WHAT TO DO
Take every line from the listing below that contains "word".

-- start --

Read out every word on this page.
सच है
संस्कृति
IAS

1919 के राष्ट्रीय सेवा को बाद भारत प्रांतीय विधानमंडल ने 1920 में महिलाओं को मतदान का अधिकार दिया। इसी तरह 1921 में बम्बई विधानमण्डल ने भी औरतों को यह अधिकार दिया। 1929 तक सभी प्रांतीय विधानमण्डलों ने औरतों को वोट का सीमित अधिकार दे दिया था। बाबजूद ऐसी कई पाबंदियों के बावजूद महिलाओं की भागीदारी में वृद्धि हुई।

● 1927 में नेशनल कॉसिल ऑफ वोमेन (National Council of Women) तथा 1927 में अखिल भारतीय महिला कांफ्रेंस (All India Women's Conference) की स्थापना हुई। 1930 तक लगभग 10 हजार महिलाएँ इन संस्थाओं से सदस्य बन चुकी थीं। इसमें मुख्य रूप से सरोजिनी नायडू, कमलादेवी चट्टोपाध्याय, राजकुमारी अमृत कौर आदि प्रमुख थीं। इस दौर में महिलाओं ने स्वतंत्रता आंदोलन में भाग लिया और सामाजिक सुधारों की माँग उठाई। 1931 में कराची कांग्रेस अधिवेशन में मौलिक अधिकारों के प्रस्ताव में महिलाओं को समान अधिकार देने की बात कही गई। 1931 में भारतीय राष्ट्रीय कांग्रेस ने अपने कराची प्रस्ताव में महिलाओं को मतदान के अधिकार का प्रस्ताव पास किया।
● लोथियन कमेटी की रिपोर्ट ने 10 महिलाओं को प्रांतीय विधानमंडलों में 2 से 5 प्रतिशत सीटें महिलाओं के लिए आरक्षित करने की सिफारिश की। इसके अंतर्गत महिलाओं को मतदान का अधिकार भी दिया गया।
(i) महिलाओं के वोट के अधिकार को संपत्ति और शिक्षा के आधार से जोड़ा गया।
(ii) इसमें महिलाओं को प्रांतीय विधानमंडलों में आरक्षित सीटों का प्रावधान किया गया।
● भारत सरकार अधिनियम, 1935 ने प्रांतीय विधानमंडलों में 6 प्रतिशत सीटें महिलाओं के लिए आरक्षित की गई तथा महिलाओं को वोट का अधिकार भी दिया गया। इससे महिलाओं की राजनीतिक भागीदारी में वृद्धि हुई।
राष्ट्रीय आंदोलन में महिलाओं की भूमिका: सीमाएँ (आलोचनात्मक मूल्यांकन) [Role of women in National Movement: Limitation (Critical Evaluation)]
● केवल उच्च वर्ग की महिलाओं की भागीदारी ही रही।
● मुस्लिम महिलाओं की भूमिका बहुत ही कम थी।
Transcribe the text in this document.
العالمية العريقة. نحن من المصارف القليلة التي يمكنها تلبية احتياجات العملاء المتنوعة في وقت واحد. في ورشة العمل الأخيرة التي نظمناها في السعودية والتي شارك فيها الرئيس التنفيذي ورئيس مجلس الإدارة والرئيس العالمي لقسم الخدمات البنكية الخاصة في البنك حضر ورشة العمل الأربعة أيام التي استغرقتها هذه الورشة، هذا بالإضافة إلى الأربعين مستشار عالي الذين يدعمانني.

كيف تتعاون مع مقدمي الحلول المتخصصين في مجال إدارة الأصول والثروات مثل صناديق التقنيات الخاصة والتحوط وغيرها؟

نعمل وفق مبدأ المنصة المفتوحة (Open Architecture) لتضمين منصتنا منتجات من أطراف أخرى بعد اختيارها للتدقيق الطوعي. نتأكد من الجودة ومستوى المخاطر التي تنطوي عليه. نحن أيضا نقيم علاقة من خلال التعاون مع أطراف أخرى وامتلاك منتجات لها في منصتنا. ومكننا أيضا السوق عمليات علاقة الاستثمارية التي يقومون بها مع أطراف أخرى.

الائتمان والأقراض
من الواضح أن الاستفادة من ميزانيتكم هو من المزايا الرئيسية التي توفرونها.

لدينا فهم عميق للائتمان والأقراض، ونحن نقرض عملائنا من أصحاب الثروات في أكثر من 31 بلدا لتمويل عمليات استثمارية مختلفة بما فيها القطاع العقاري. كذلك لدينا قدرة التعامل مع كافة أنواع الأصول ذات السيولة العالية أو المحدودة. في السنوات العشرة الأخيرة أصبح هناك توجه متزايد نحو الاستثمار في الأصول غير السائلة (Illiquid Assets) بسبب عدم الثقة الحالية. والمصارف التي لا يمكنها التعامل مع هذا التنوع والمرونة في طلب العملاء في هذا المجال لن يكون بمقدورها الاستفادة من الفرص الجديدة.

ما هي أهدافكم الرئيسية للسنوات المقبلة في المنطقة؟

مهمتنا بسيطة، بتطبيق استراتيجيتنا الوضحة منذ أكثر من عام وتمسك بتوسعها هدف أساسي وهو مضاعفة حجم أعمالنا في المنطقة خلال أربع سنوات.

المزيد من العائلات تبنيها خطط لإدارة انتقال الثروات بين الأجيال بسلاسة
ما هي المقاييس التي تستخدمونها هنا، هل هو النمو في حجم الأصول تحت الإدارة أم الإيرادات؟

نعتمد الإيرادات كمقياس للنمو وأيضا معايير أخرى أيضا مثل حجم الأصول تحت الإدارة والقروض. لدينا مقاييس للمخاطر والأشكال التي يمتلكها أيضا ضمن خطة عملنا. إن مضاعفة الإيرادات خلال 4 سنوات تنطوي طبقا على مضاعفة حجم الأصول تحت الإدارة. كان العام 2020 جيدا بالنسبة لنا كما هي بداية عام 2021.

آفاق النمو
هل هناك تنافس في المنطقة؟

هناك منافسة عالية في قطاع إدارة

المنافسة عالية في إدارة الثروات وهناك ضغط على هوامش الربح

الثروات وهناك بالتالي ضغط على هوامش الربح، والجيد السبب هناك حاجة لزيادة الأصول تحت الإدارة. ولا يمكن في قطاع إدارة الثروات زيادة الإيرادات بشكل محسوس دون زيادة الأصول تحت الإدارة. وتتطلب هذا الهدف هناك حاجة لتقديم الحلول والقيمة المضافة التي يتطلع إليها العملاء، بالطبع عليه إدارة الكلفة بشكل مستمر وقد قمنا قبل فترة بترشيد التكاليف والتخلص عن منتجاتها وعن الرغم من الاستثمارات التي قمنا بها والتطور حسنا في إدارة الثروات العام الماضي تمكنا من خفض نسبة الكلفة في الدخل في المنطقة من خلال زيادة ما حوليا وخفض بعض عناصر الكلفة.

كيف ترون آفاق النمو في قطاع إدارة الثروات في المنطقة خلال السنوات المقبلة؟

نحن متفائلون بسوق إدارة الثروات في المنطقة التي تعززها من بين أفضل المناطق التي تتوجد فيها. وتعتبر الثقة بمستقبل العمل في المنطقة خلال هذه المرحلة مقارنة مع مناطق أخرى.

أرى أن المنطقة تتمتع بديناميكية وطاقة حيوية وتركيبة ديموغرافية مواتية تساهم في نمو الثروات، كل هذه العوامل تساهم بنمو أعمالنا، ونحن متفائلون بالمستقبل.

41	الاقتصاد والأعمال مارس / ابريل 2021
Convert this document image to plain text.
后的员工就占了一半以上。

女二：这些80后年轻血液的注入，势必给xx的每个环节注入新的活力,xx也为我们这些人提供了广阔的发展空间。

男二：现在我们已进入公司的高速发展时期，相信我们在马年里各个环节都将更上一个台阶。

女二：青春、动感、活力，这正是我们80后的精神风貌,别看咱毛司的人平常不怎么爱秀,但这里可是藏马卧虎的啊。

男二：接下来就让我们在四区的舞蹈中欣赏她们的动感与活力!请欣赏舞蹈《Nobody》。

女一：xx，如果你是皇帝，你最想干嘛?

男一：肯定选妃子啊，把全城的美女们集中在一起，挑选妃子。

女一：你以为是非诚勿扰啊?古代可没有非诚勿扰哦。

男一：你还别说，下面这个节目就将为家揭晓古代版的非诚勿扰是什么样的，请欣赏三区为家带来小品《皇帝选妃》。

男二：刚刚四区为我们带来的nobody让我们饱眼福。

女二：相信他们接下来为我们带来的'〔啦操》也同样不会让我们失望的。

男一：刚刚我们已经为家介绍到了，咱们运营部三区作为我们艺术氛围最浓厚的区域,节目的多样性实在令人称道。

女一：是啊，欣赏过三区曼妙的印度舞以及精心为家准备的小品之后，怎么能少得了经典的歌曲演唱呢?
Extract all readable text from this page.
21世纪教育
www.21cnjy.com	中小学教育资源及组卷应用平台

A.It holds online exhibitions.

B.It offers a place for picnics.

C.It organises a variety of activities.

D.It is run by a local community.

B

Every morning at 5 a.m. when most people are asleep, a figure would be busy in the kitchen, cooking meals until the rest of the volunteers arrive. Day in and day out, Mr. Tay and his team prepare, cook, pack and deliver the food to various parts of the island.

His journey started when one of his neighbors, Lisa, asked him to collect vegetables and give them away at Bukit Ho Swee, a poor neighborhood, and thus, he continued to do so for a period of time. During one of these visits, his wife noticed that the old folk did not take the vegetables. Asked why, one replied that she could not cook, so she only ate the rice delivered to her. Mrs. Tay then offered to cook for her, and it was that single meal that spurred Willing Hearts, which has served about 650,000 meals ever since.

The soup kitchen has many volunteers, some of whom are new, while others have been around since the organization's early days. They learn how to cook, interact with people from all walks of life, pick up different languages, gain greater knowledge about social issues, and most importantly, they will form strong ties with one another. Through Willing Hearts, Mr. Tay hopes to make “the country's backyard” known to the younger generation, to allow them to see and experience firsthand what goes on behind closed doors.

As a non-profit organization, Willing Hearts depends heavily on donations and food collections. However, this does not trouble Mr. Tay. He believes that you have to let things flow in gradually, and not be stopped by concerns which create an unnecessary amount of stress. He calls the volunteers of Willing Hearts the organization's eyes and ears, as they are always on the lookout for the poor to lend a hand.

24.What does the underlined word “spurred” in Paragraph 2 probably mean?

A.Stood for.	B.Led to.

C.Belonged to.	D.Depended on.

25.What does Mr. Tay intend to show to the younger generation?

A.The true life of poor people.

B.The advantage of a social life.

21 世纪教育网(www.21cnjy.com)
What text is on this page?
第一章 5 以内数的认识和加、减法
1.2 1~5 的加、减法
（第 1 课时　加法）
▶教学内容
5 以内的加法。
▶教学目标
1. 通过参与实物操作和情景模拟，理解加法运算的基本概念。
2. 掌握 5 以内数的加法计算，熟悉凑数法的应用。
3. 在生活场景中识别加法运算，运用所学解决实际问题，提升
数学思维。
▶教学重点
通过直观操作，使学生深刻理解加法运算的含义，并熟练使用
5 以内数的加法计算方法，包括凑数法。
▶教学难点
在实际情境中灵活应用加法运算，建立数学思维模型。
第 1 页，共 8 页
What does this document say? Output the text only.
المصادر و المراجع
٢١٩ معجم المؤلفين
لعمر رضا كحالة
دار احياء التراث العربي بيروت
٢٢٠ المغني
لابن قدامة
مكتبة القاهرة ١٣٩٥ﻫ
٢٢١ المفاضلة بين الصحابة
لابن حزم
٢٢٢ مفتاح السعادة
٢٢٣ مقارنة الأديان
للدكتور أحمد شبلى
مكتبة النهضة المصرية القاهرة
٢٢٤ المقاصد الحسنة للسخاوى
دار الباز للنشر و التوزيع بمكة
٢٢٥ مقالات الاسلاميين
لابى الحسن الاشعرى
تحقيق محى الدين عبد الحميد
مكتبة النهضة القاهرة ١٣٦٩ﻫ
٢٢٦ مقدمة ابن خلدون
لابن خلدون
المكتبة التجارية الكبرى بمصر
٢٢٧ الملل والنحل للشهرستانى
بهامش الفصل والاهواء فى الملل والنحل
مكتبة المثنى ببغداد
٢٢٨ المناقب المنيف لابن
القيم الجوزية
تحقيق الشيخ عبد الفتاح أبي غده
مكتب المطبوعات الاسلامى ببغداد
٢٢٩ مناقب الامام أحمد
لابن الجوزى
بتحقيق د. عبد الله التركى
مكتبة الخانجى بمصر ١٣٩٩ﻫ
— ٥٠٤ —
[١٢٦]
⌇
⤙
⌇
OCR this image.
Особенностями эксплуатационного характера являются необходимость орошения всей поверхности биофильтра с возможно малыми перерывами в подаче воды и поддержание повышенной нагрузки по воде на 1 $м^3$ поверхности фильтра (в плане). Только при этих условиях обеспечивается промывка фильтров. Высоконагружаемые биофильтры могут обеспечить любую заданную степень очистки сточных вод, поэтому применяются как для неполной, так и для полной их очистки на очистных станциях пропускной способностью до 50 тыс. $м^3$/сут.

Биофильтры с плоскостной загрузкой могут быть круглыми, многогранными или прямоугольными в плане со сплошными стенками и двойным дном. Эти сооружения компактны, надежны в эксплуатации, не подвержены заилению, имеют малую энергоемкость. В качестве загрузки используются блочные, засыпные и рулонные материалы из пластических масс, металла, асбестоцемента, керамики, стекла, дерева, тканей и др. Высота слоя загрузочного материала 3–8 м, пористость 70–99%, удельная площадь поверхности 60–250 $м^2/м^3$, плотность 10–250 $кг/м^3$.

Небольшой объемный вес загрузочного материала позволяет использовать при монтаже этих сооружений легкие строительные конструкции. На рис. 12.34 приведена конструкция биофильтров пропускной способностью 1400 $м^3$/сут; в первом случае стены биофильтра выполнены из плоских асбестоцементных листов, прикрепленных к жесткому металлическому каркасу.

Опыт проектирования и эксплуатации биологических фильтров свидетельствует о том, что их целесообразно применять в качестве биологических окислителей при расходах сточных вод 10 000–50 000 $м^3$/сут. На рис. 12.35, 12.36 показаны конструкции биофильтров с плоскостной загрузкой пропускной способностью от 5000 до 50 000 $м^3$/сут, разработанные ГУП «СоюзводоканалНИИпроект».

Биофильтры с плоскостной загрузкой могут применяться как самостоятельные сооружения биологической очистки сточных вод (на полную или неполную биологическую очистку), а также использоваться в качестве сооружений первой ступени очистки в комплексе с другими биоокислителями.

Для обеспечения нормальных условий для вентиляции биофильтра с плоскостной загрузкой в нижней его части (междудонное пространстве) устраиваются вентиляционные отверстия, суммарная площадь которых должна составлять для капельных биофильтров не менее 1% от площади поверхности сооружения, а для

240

-- end --

SOLVED PROBLEM
Read out every word on this page.
24.What does the underlined word “spurred” in Paragraph 2 probably mean?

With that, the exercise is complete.